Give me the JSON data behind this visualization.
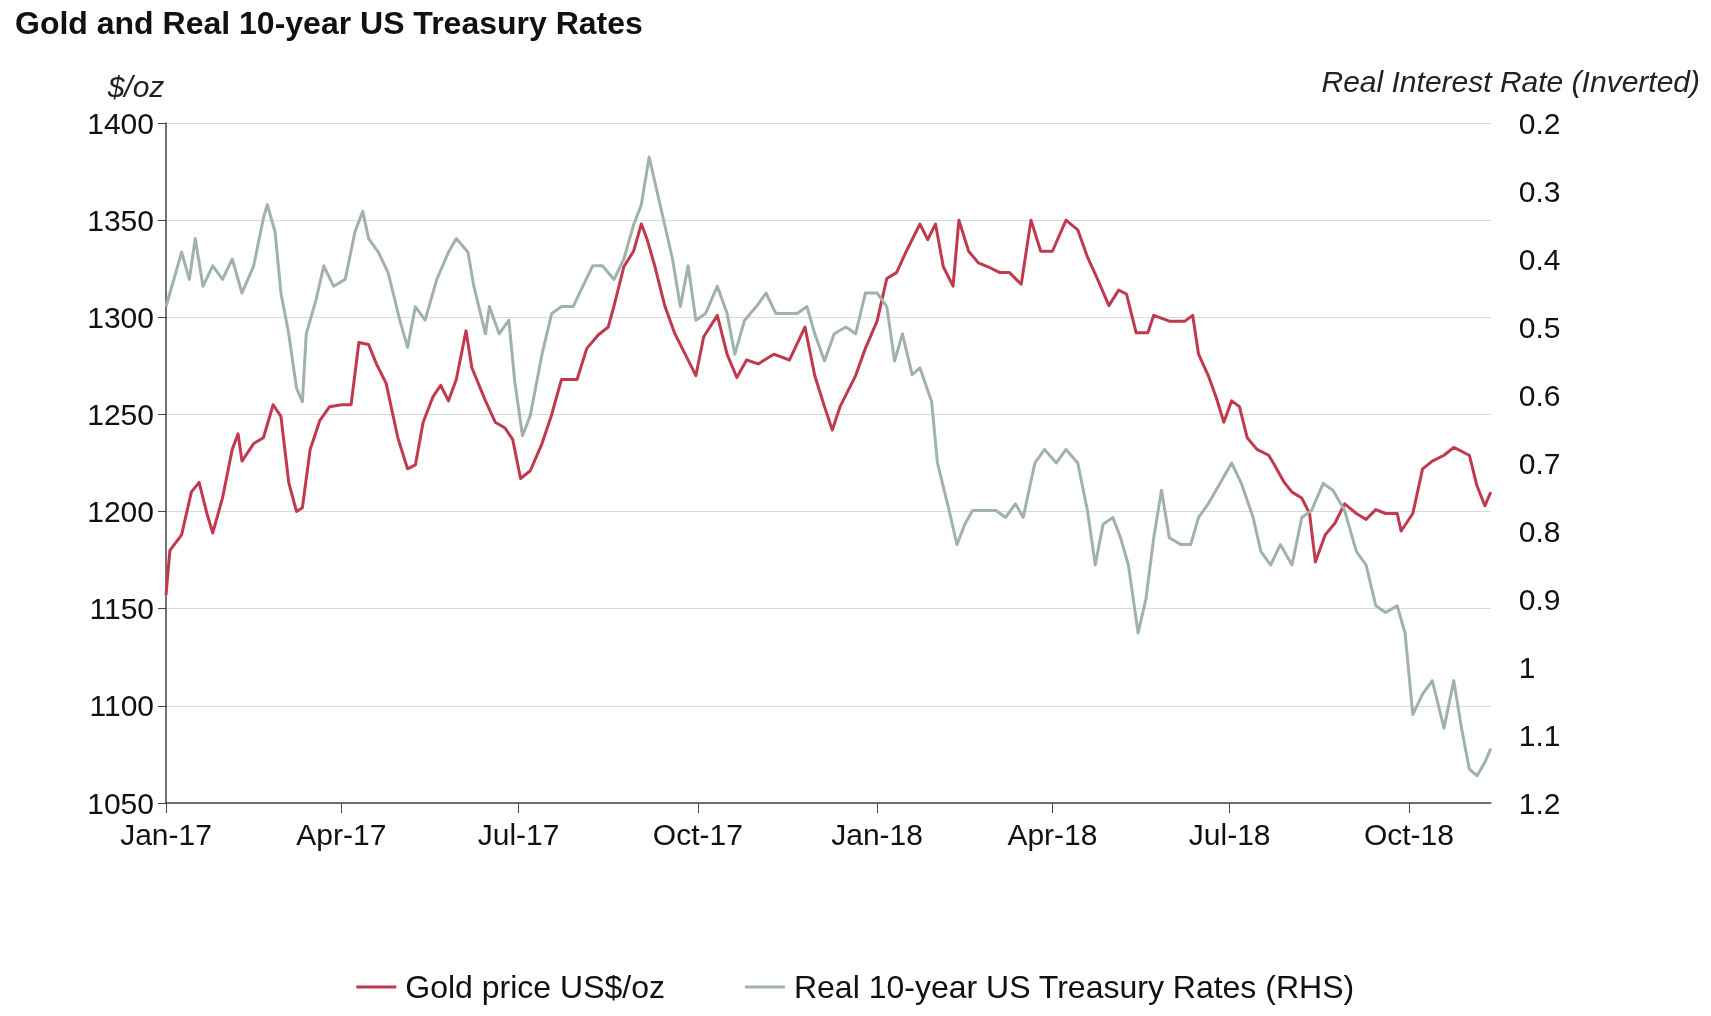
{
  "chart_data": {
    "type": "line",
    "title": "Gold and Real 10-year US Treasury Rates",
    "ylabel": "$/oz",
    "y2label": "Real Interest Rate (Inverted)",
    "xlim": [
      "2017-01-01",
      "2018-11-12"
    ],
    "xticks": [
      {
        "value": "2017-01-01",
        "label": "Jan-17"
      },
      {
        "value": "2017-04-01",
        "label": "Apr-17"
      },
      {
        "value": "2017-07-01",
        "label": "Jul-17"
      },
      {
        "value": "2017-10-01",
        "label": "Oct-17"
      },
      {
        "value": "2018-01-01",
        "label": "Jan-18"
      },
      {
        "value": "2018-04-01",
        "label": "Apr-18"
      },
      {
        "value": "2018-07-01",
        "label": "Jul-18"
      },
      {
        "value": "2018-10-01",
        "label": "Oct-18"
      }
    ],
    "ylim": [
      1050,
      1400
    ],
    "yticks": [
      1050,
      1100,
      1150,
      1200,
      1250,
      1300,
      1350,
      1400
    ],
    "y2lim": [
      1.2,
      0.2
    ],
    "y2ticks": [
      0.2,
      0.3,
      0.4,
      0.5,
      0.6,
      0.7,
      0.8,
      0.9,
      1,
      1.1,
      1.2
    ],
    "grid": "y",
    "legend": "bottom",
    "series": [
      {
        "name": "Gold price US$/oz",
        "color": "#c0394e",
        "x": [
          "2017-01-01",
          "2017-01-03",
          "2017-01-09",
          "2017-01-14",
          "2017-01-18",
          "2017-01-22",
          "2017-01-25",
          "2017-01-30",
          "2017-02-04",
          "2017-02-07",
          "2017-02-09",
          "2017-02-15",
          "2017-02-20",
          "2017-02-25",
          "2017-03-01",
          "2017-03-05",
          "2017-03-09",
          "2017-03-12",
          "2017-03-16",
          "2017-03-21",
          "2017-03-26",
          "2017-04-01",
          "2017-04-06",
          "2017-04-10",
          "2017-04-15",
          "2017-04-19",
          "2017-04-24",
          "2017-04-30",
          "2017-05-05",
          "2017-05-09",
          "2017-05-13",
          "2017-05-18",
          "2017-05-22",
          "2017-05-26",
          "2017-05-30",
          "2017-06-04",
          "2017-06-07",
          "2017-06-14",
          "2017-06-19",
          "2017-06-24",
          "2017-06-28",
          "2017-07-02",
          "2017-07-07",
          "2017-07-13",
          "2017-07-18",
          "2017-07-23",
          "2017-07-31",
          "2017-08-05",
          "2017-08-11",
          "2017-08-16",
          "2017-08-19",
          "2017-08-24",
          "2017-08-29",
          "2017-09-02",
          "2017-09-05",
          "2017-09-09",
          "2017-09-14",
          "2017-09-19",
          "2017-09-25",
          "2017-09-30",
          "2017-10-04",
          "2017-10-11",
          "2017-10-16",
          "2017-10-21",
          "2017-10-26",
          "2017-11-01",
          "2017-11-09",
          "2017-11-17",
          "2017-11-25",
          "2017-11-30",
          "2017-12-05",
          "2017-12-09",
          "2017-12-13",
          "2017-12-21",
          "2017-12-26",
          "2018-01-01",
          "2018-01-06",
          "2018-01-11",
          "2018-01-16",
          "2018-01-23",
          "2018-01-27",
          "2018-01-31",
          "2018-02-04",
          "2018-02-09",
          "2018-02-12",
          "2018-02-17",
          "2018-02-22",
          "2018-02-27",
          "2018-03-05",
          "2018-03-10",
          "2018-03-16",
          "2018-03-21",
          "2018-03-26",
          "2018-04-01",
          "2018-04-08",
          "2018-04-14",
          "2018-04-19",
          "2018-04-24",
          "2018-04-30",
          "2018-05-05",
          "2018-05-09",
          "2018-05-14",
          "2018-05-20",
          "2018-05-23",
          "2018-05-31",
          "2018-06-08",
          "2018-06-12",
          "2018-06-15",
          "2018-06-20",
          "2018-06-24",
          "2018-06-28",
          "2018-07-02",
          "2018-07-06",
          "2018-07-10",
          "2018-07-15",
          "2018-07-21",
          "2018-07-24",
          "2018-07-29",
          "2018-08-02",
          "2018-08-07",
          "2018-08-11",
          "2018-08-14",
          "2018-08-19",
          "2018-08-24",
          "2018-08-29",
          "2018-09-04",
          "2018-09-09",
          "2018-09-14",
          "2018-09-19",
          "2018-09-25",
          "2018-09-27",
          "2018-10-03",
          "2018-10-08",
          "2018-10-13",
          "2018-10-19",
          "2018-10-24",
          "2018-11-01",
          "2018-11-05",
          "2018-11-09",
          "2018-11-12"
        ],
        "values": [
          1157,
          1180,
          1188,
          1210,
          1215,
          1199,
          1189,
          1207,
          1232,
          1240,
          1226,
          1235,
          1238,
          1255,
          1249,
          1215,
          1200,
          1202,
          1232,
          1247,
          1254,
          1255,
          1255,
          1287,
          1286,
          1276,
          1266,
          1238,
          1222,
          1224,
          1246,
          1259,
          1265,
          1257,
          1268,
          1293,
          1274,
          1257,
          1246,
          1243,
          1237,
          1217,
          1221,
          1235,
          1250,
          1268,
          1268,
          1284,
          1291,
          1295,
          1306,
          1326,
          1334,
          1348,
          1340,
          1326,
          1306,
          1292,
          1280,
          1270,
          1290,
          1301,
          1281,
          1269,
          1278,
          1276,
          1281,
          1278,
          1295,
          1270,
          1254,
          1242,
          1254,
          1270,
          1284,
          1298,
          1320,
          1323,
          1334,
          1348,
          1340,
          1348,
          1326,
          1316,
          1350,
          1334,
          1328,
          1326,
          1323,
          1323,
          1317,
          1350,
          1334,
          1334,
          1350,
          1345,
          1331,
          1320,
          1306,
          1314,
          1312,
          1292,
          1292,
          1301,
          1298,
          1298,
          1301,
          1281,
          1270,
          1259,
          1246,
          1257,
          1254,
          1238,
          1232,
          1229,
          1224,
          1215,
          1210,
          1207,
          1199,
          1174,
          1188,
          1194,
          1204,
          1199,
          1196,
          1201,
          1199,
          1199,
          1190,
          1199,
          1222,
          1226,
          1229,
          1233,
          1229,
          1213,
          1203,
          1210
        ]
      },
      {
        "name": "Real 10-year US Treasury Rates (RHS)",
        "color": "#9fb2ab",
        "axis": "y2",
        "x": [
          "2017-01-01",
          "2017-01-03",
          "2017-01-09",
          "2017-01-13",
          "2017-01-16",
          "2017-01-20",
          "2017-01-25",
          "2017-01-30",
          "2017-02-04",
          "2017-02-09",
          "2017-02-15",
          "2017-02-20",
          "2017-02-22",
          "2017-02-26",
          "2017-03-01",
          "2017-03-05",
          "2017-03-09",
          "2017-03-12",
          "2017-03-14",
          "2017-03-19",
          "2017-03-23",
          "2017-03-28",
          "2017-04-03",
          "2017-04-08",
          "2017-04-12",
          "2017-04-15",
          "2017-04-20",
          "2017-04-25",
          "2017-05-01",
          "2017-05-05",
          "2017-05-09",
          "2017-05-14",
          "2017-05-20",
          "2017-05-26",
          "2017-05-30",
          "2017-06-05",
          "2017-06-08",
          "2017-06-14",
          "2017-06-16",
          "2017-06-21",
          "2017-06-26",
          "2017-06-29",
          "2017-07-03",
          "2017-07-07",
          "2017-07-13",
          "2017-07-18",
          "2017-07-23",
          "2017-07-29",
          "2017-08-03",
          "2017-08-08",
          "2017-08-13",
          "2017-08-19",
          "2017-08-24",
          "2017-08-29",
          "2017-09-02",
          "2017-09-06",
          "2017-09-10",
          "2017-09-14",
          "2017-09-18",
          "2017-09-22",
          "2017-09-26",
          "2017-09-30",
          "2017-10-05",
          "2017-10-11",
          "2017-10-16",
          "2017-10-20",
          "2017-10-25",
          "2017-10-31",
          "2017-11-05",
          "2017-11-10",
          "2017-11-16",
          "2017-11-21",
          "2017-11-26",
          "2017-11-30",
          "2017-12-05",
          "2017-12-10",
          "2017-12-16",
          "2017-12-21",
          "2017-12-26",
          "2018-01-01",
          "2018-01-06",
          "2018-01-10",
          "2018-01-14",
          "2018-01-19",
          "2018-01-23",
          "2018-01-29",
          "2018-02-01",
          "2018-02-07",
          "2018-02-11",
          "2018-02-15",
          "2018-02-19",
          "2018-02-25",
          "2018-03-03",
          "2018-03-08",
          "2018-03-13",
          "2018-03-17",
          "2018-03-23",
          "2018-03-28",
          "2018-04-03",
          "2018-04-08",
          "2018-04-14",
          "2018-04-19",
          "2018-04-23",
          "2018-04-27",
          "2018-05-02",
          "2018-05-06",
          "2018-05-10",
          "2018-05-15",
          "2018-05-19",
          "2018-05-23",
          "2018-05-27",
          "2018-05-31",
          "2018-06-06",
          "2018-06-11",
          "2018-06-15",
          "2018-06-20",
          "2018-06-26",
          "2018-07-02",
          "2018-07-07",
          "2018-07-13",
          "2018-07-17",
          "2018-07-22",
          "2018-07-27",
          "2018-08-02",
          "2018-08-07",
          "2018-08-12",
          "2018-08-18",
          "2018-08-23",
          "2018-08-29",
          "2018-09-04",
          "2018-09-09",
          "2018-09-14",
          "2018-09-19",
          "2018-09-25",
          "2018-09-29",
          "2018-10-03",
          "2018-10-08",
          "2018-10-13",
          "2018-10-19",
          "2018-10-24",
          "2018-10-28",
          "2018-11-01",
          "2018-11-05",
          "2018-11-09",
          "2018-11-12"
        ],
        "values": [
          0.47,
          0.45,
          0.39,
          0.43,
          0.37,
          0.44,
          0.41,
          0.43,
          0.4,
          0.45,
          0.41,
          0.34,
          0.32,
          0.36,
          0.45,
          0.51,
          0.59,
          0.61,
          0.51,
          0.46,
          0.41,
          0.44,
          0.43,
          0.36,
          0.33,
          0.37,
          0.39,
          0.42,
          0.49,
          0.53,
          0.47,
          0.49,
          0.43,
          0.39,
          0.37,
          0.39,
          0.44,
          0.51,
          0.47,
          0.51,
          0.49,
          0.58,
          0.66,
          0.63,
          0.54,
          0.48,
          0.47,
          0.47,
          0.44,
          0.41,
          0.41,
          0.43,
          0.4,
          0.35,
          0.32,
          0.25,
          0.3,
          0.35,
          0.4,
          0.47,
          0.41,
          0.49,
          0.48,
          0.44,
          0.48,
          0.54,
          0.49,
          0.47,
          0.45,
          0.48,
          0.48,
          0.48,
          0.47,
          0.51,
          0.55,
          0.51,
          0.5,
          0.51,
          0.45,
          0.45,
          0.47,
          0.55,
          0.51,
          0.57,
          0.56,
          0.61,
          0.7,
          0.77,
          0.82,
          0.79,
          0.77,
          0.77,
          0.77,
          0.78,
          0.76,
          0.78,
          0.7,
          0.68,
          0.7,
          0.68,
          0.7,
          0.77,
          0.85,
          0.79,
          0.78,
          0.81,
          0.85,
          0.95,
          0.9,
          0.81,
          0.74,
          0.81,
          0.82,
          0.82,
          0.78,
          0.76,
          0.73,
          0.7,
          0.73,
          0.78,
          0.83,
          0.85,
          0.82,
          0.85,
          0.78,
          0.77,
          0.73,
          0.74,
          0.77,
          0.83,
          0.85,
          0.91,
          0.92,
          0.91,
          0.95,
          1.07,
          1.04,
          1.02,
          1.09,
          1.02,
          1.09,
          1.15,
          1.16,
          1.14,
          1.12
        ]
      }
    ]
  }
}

* * *

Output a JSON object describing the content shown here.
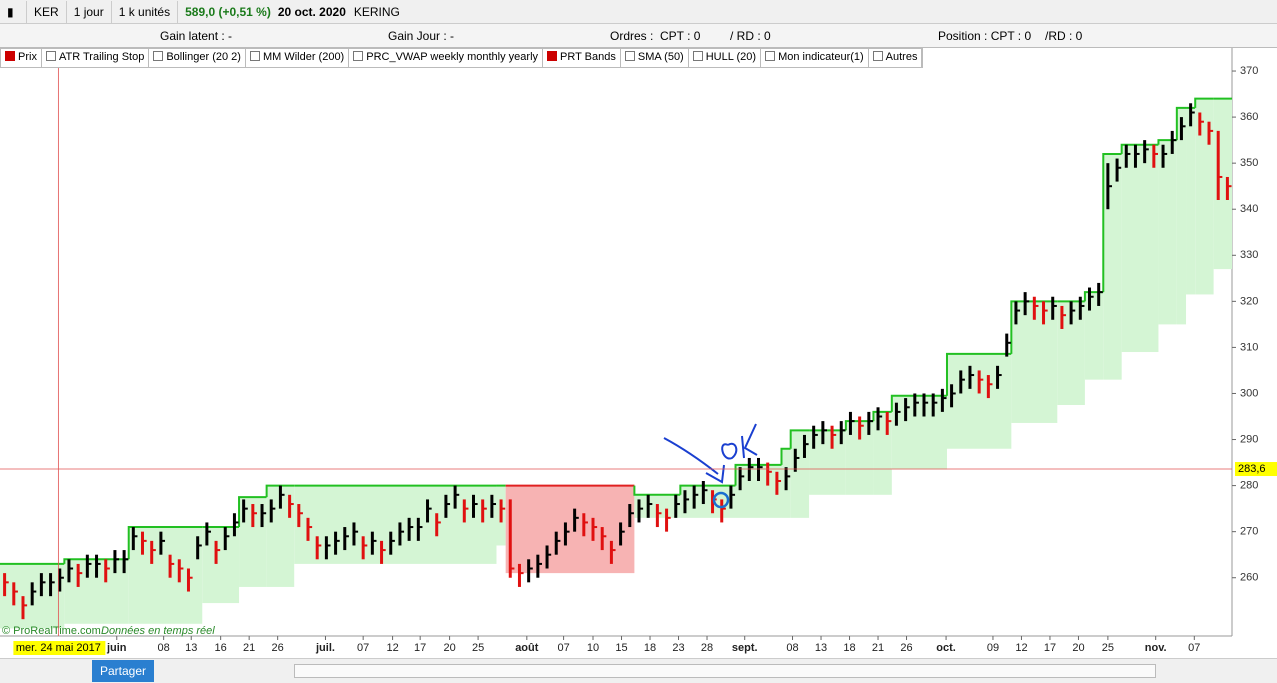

---

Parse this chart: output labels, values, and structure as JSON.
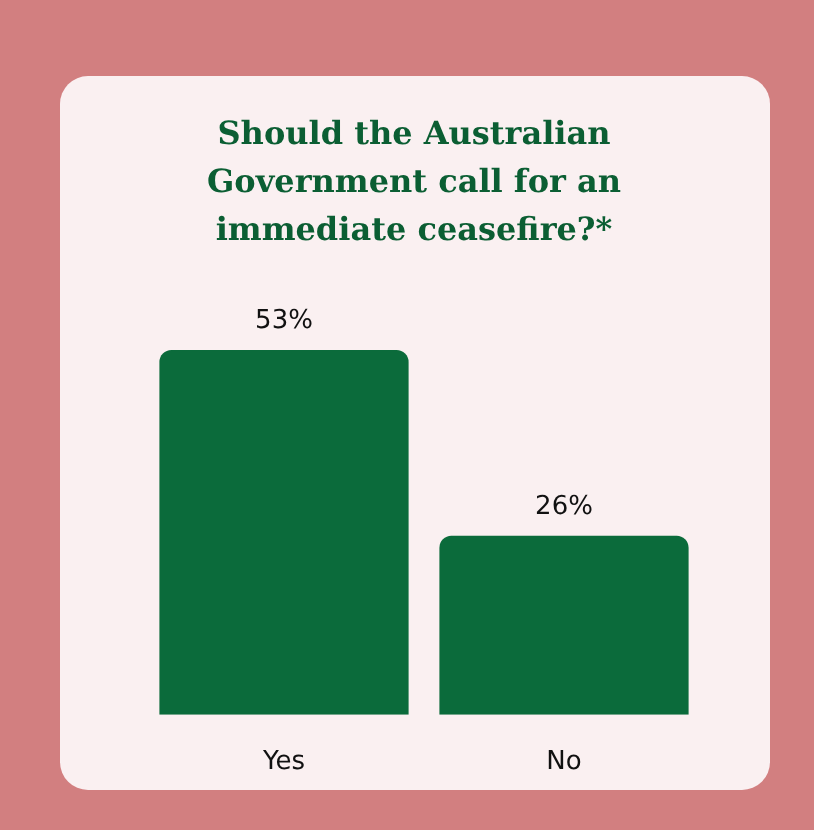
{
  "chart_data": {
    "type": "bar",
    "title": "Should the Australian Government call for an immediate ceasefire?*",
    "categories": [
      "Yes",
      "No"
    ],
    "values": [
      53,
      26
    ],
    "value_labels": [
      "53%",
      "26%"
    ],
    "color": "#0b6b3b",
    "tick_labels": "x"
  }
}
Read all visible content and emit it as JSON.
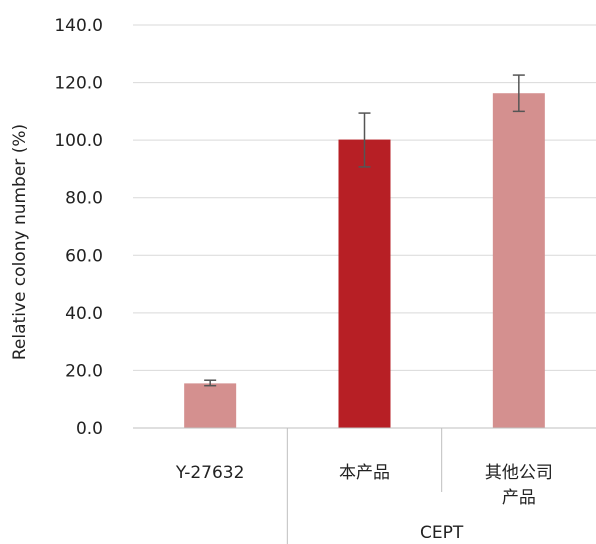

**INSTRUCTION**
Search the lines for "content". Copy each line that has it.

**TASK SOLUTION**
Output a JSON object describing the content shown here.
Read all visible content and emit it as JSON.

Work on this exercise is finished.